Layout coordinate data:
%%

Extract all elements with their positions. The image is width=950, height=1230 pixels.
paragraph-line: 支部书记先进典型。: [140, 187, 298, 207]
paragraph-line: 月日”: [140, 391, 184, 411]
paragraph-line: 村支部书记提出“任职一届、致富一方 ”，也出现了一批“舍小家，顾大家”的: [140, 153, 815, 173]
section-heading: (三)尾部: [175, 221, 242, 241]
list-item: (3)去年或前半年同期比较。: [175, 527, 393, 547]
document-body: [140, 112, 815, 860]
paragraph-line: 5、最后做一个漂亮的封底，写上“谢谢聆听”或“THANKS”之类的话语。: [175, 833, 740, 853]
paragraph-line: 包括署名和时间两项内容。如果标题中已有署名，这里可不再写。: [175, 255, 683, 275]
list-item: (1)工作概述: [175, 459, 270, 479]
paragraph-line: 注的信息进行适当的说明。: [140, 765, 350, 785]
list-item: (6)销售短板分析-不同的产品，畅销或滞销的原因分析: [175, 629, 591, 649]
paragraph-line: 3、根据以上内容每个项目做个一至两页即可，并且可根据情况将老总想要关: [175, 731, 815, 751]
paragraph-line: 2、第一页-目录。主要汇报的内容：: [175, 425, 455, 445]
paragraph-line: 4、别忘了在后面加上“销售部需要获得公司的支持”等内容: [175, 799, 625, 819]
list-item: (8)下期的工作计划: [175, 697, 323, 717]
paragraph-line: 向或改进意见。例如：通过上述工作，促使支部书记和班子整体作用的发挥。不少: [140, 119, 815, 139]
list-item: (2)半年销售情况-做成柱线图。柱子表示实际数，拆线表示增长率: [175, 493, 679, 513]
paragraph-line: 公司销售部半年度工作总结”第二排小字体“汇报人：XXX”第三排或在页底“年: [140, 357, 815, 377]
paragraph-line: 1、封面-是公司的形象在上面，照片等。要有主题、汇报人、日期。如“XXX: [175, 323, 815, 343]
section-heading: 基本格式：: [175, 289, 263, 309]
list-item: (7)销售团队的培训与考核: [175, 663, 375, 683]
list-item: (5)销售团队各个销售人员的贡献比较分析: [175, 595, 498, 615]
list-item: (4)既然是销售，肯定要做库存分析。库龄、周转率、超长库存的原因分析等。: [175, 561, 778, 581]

%%

Short exercise:
Put every line of the items above into a JSON list of strings, one string per line, and omit any blank lines.

Solution below:
[
  "Extract all elements with their positions. The image is width=950, height=1230 pixels.",
  "paragraph-line: 支部书记先进典型。: [140, 187, 298, 207]",
  "paragraph-line: 月日”: [140, 391, 184, 411]",
  "paragraph-line: 村支部书记提出“任职一届、致富一方 ”，也出现了一批“舍小家，顾大家”的: [140, 153, 815, 173]",
  "section-heading: (三)尾部: [175, 221, 242, 241]",
  "list-item: (3)去年或前半年同期比较。: [175, 527, 393, 547]",
  "document-body: [140, 112, 815, 860]",
  "paragraph-line: 5、最后做一个漂亮的封底，写上“谢谢聆听”或“THANKS”之类的话语。: [175, 833, 740, 853]",
  "paragraph-line: 包括署名和时间两项内容。如果标题中已有署名，这里可不再写。: [175, 255, 683, 275]",
  "list-item: (1)工作概述: [175, 459, 270, 479]",
  "paragraph-line: 注的信息进行适当的说明。: [140, 765, 350, 785]",
  "list-item: (6)销售短板分析-不同的产品，畅销或滞销的原因分析: [175, 629, 591, 649]",
  "paragraph-line: 3、根据以上内容每个项目做个一至两页即可，并且可根据情况将老总想要关: [175, 731, 815, 751]",
  "paragraph-line: 2、第一页-目录。主要汇报的内容：: [175, 425, 455, 445]",
  "paragraph-line: 4、别忘了在后面加上“销售部需要获得公司的支持”等内容: [175, 799, 625, 819]",
  "list-item: (8)下期的工作计划: [175, 697, 323, 717]",
  "paragraph-line: 向或改进意见。例如：通过上述工作，促使支部书记和班子整体作用的发挥。不少: [140, 119, 815, 139]",
  "list-item: (2)半年销售情况-做成柱线图。柱子表示实际数，拆线表示增长率: [175, 493, 679, 513]",
  "paragraph-line: 公司销售部半年度工作总结”第二排小字体“汇报人：XXX”第三排或在页底“年: [140, 357, 815, 377]",
  "paragraph-line: 1、封面-是公司的形象在上面，照片等。要有主题、汇报人、日期。如“XXX: [175, 323, 815, 343]",
  "section-heading: 基本格式：: [175, 289, 263, 309]",
  "list-item: (7)销售团队的培训与考核: [175, 663, 375, 683]",
  "list-item: (5)销售团队各个销售人员的贡献比较分析: [175, 595, 498, 615]",
  "list-item: (4)既然是销售，肯定要做库存分析。库龄、周转率、超长库存的原因分析等。: [175, 561, 778, 581]"
]